### Challenge
Using the listing below, extract each line that has the word "screenshot" in it.

[A run of records]
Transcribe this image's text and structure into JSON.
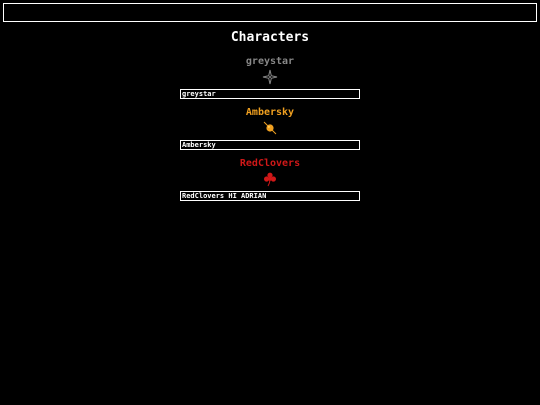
{
  "top_bar": {
    "value": ""
  },
  "page": {
    "title": "Characters"
  },
  "characters": [
    {
      "name": "greystar",
      "color": "#888888",
      "icon": "four-point-star-icon",
      "field_value": "greystar"
    },
    {
      "name": "Ambersky",
      "color": "#f0a020",
      "icon": "amber-orb-icon",
      "field_value": "Ambersky"
    },
    {
      "name": "RedClovers",
      "color": "#d01818",
      "icon": "clover-icon",
      "field_value": "RedClovers HI ADRIAN"
    }
  ]
}
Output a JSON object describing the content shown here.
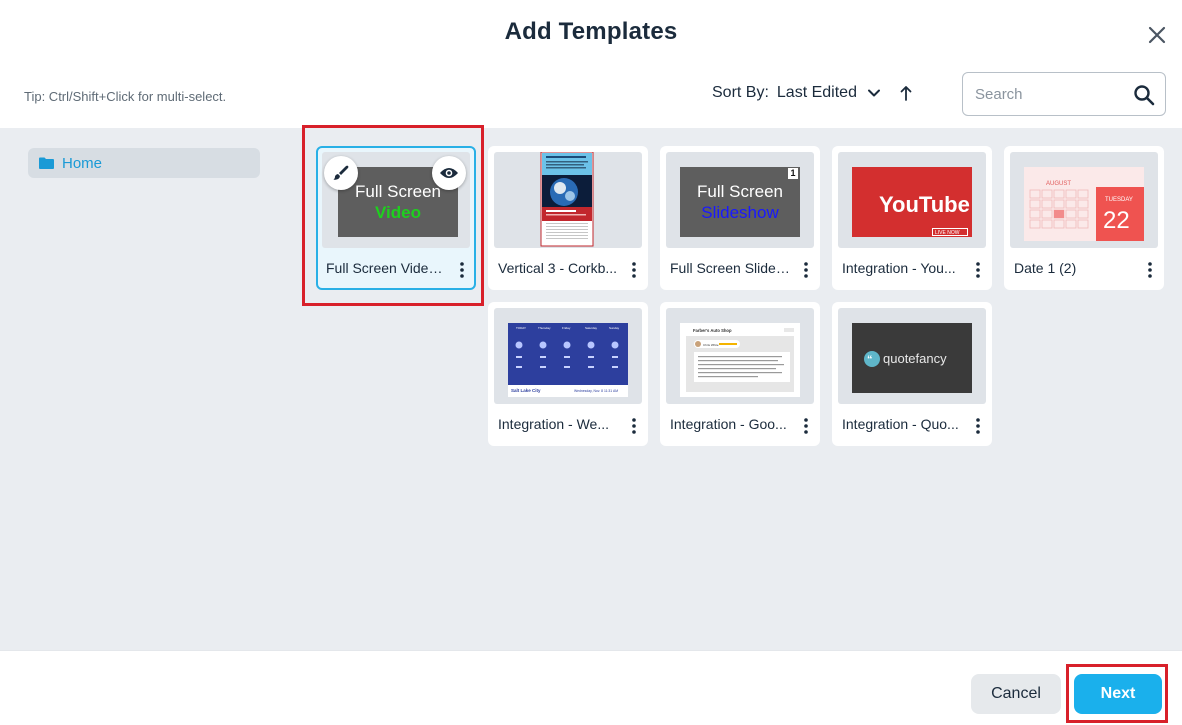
{
  "dialog": {
    "title": "Add Templates",
    "tip": "Tip: Ctrl/Shift+Click for multi-select."
  },
  "sort": {
    "label": "Sort By:",
    "value": "Last Edited"
  },
  "search": {
    "placeholder": "Search"
  },
  "folders": [
    {
      "label": "Home"
    }
  ],
  "templates": [
    {
      "name": "Full Screen Video ...",
      "thumb_line1": "Full Screen",
      "thumb_line2": "Video",
      "selected": true
    },
    {
      "name": "Vertical 3 - Corkb..."
    },
    {
      "name": "Full Screen Slides...",
      "thumb_line1": "Full Screen",
      "thumb_line2": "Slideshow",
      "badge": "1"
    },
    {
      "name": "Integration - You...",
      "thumb_text": "YouTube",
      "thumb_badge": "LIVE NOW"
    },
    {
      "name": "Date 1 (2)",
      "thumb_month": "AUGUST",
      "thumb_weekday": "TUESDAY",
      "thumb_day": "22"
    },
    {
      "name": "Integration - We...",
      "thumb_city": "Salt Lake City",
      "thumb_date": "Wednesday, Nov. 8  11:31 AM",
      "thumb_days": [
        "TODAY",
        "Thursday",
        "Friday",
        "Saturday",
        "Sunday"
      ]
    },
    {
      "name": "Integration - Goo...",
      "thumb_title": "Farber's Auto Shop",
      "thumb_reviewer": "Chris White"
    },
    {
      "name": "Integration - Quo...",
      "thumb_text": "quotefancy"
    }
  ],
  "footer": {
    "cancel_label": "Cancel",
    "next_label": "Next"
  },
  "colors": {
    "accent": "#1ab0ec",
    "highlight": "#d8202a",
    "folder_text": "#1a9ad6"
  }
}
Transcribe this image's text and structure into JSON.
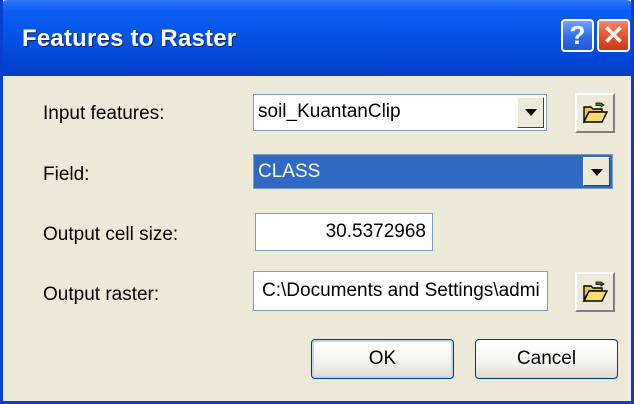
{
  "window": {
    "title": "Features to Raster",
    "help_glyph": "?",
    "close_glyph": "✕"
  },
  "form": {
    "input_features": {
      "label": "Input features:",
      "value": "soil_KuantanClip"
    },
    "field": {
      "label": "Field:",
      "value": "CLASS"
    },
    "cell_size": {
      "label": "Output cell size:",
      "value": "30.5372968"
    },
    "output_raster": {
      "label": "Output raster:",
      "value": "C:\\Documents and Settings\\admi"
    }
  },
  "buttons": {
    "ok_label": "OK",
    "cancel_label": "Cancel"
  },
  "icons": {
    "browse": "open-folder-icon",
    "dropdown": "chevron-down-icon",
    "help": "help-icon",
    "close": "close-icon"
  },
  "colors": {
    "title_bar": "#0454e6",
    "dialog_bg": "#ece9d8",
    "selection": "#316ac5",
    "close_button": "#e0532d"
  }
}
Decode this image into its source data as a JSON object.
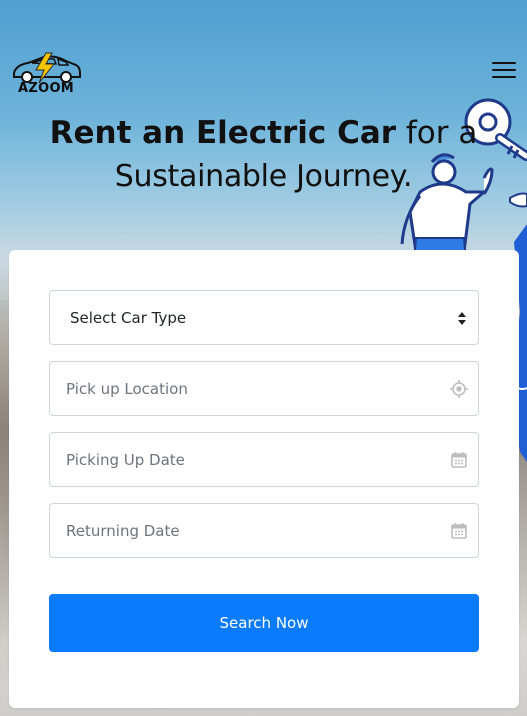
{
  "header": {
    "logo_text": "AZOOM"
  },
  "hero": {
    "headline_bold": "Rent an Electric Car",
    "headline_light": " for a",
    "headline_line2": "Sustainable Journey."
  },
  "form": {
    "car_type": {
      "value": "Select Car Type"
    },
    "pickup_location": {
      "placeholder": "Pick up Location"
    },
    "pickup_date": {
      "placeholder": "Picking Up Date"
    },
    "return_date": {
      "placeholder": "Returning Date"
    },
    "submit_label": "Search Now"
  },
  "colors": {
    "primary": "#0a7bfc",
    "logo_bolt": "#f5c400",
    "illustration_blue": "#1f5fd6"
  },
  "icons": {
    "menu": "hamburger-menu-icon",
    "location": "crosshair-location-icon",
    "date": "calendar-icon",
    "select": "sort-arrows-icon"
  }
}
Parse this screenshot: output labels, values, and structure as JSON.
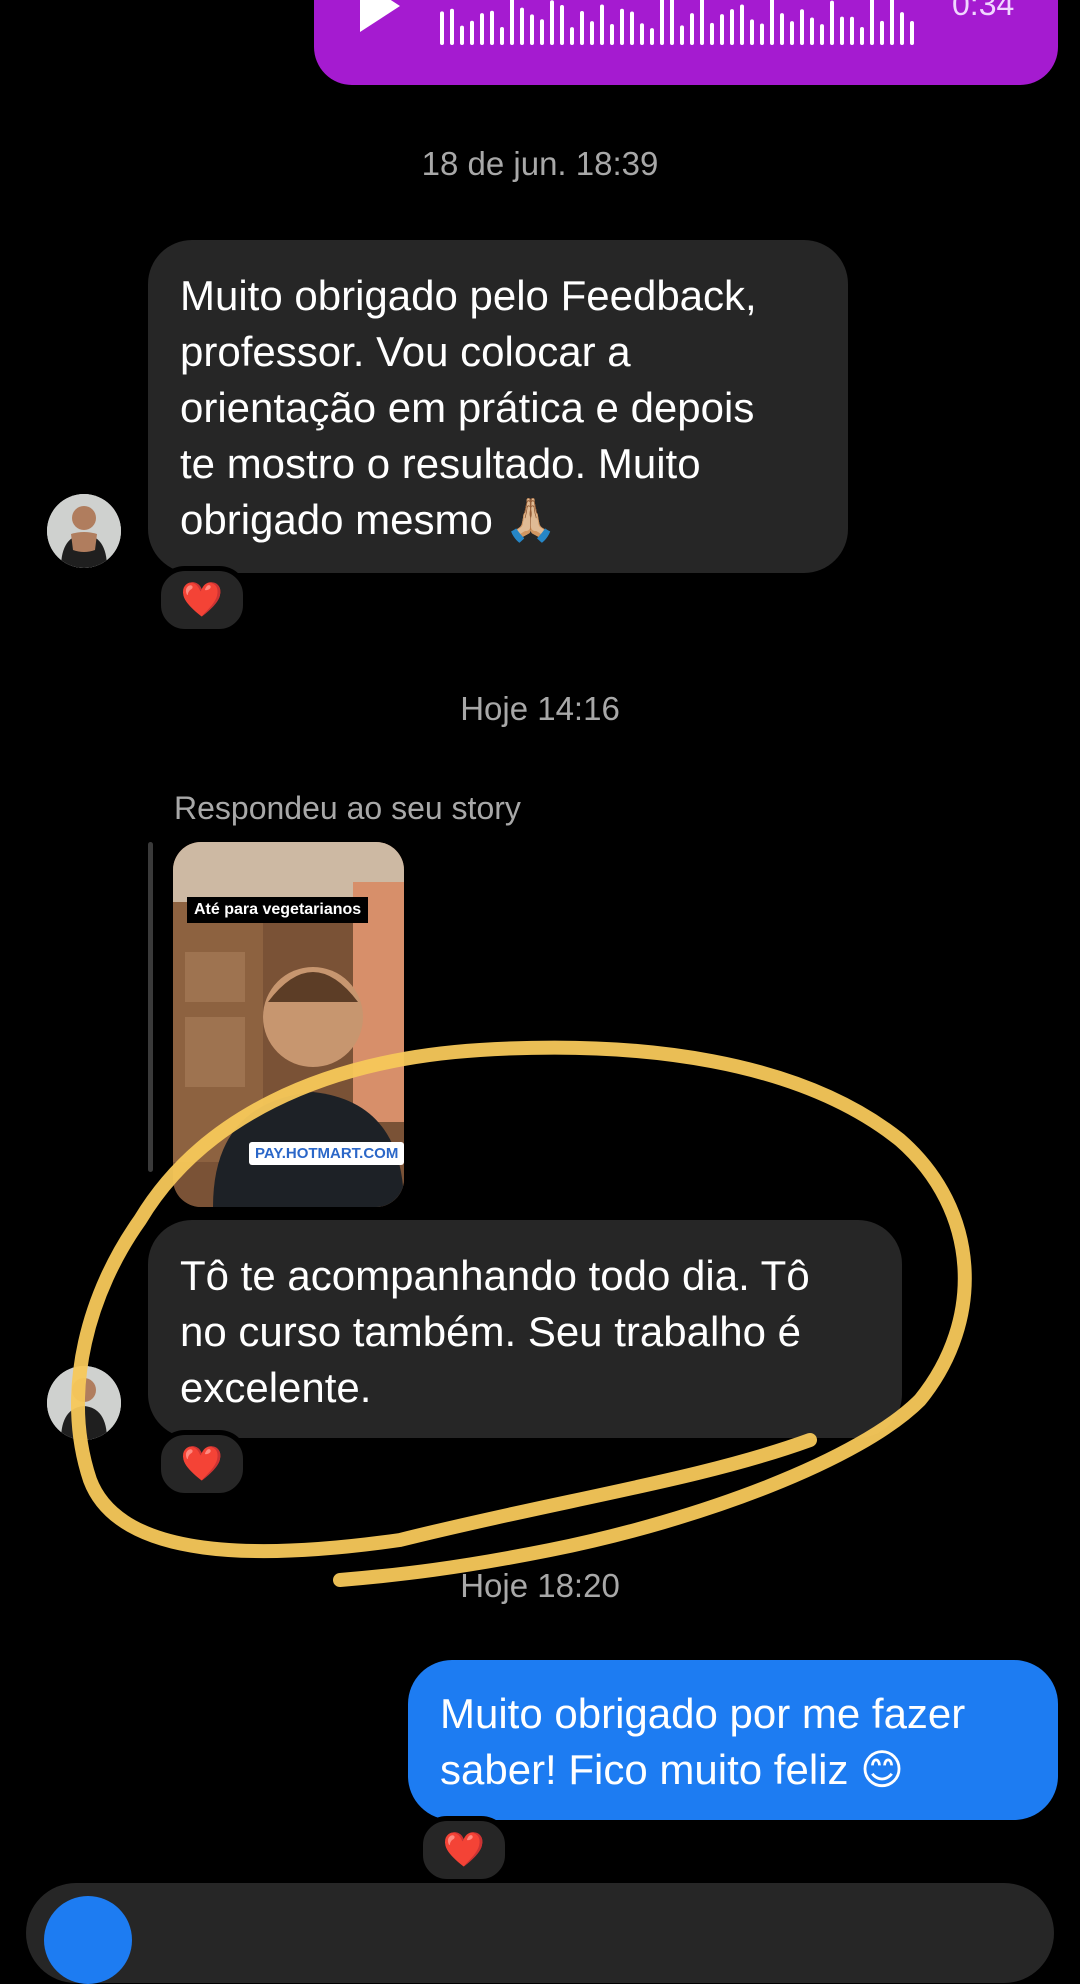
{
  "voice_message": {
    "duration": "0:34",
    "play_icon": "play-icon",
    "color": "#a51bd0"
  },
  "timestamps": {
    "t1": "18 de jun. 18:39",
    "t2": "Hoje 14:16",
    "t3": "Hoje 18:20"
  },
  "messages": {
    "m1": {
      "text": "Muito obrigado pelo Feedback,\nprofessor. Vou colocar a\norientação em prática e depois\nte mostro o resultado. Muito\nobrigado mesmo 🙏🏼",
      "reaction": "❤️"
    },
    "story_reply": {
      "label": "Respondeu ao seu story",
      "caption": "Até para vegetarianos",
      "link": "PAY.HOTMART.COM"
    },
    "m2": {
      "text": "Tô te acompanhando todo dia. Tô\nno curso também. Seu trabalho é\nexcelente.",
      "reaction": "❤️"
    },
    "m3": {
      "text": "Muito obrigado por me fazer\nsaber! Fico muito feliz 😊",
      "reaction": "❤️"
    }
  },
  "colors": {
    "incoming_bubble": "#262626",
    "outgoing_bubble": "#1d7cf2",
    "highlight": "#f7c85a",
    "reaction_heart": "#e8202f"
  }
}
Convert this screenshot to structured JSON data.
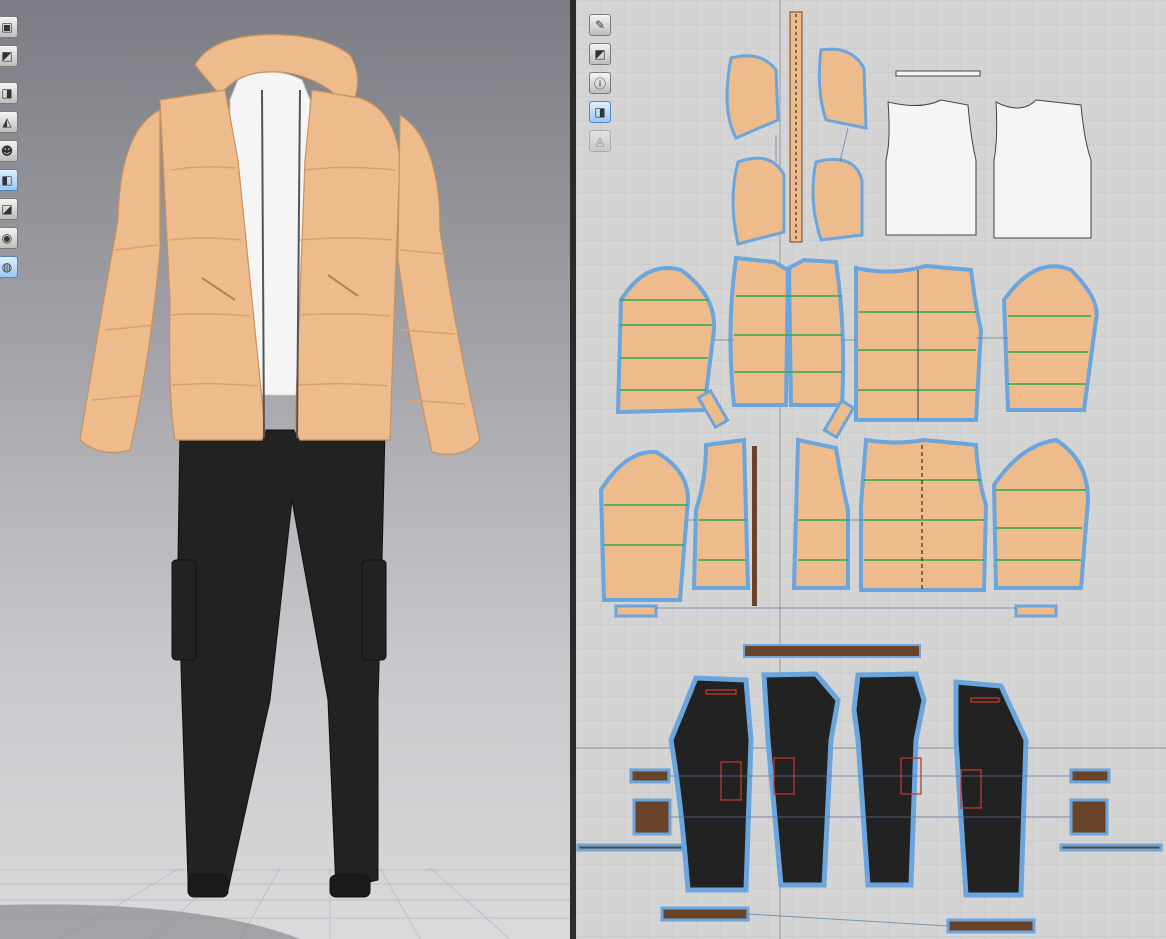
{
  "viewport_3d": {
    "toolbar": [
      {
        "icon": "avatar-display-icon"
      },
      {
        "icon": "garment-display-icon"
      },
      {
        "icon": "texture-display-icon"
      },
      {
        "icon": "fabric-render-icon"
      },
      {
        "icon": "avatar-pose-icon"
      },
      {
        "icon": "seam-display-icon"
      },
      {
        "icon": "shading-icon"
      },
      {
        "icon": "avatar-visibility-icon"
      },
      {
        "icon": "environment-icon"
      }
    ],
    "garments": [
      "puffer-jacket",
      "crewneck-tee",
      "cargo-pants"
    ]
  },
  "viewport_2d": {
    "toolbar": [
      {
        "icon": "edit-pattern-icon",
        "state": "normal"
      },
      {
        "icon": "show-garment-icon",
        "state": "normal"
      },
      {
        "icon": "info-icon",
        "state": "normal"
      },
      {
        "icon": "texture-2d-icon",
        "state": "active"
      },
      {
        "icon": "lock-garment-icon",
        "state": "disabled"
      }
    ]
  },
  "colors": {
    "jacket": "#edbb8c",
    "pants": "#222222",
    "tee": "#f5f5f5",
    "seam_outline": "#6aa6dd",
    "topstitch": "#2fa84f",
    "trim_brown": "#6a4428",
    "grid_bg": "#d4d4d4"
  }
}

### Exercise answer
Parse this screenshot: output labels, values, and structure as JSON.
Convert this screenshot to structured JSON data.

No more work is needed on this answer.